→ Collection entries

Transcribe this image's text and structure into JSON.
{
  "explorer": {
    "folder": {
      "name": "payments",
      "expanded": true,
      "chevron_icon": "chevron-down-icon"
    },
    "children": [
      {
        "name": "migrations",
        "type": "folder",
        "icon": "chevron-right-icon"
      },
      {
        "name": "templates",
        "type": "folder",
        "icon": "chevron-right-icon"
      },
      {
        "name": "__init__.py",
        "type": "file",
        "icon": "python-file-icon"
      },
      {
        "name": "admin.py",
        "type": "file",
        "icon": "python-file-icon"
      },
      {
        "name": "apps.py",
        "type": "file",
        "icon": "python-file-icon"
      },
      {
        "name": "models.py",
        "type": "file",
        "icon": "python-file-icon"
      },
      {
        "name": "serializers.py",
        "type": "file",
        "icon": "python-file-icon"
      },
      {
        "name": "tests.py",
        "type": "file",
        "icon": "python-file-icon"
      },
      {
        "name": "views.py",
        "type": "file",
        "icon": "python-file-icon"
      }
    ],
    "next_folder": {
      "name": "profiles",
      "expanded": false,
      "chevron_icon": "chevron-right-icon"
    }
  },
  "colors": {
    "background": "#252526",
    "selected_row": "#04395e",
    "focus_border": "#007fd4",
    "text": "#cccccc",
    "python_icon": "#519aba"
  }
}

→ AIM OF THE TASK
Count how many lines include the string "chevron". Nothing but the number is needed.

→ FULL ANSWER
4